> The records
··········

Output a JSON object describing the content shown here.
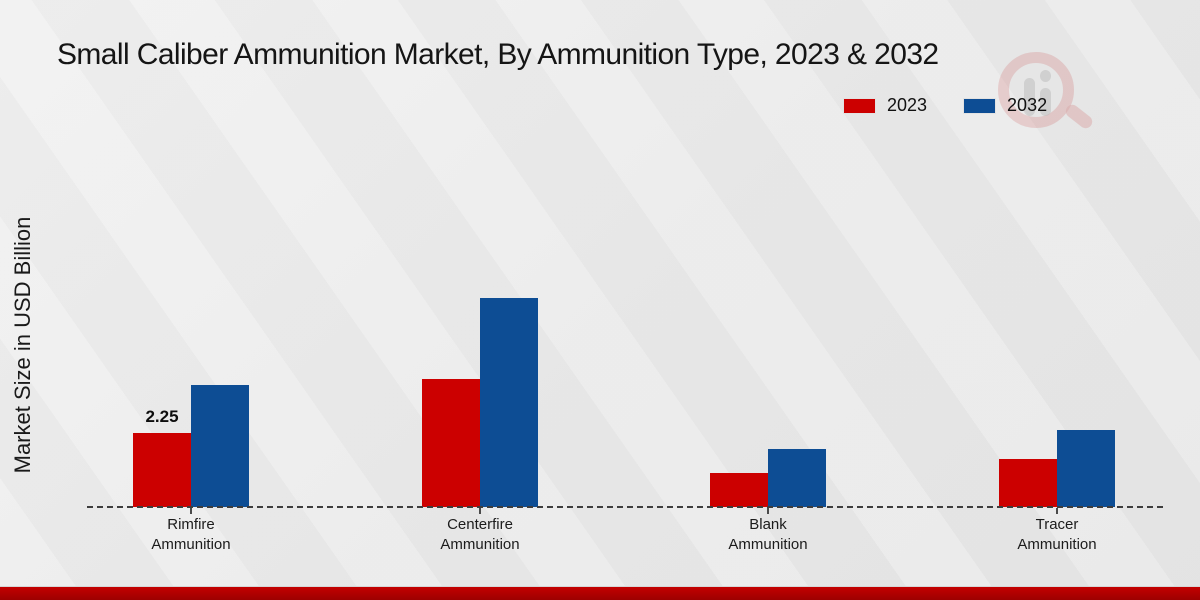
{
  "title": "Small Caliber Ammunition Market, By Ammunition Type, 2023 & 2032",
  "ylabel": "Market Size in USD Billion",
  "colors": {
    "series_2023": "#cc0000",
    "series_2032": "#0d4d94",
    "footer_strip": "#b00000",
    "baseline": "#3d3d3d"
  },
  "legend": {
    "position": "top-right",
    "items": [
      {
        "label": "2023",
        "color": "#cc0000"
      },
      {
        "label": "2032",
        "color": "#0d4d94"
      }
    ]
  },
  "watermark": "circular red-ring logo with gray bars (faint, behind legend)",
  "chart_data": {
    "type": "bar",
    "title": "Small Caliber Ammunition Market, By Ammunition Type, 2023 & 2032",
    "xlabel": "",
    "ylabel": "Market Size in USD Billion",
    "ylim": [
      0,
      7
    ],
    "grid": false,
    "legend_position": "top-right",
    "baseline_style": "dashed",
    "categories": [
      "Rimfire Ammunition",
      "Centerfire Ammunition",
      "Blank Ammunition",
      "Tracer Ammunition"
    ],
    "series": [
      {
        "name": "2023",
        "color": "#cc0000",
        "values": [
          2.25,
          3.9,
          1.05,
          1.45
        ],
        "labels": [
          "2.25",
          null,
          null,
          null
        ]
      },
      {
        "name": "2032",
        "color": "#0d4d94",
        "values": [
          3.7,
          6.35,
          1.75,
          2.35
        ],
        "labels": [
          null,
          null,
          null,
          null
        ]
      }
    ]
  }
}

··········

> What you are asked to do
The word "Size" may appear on some lines. Report how many lines hold it, giving the number alone.

> Response below
2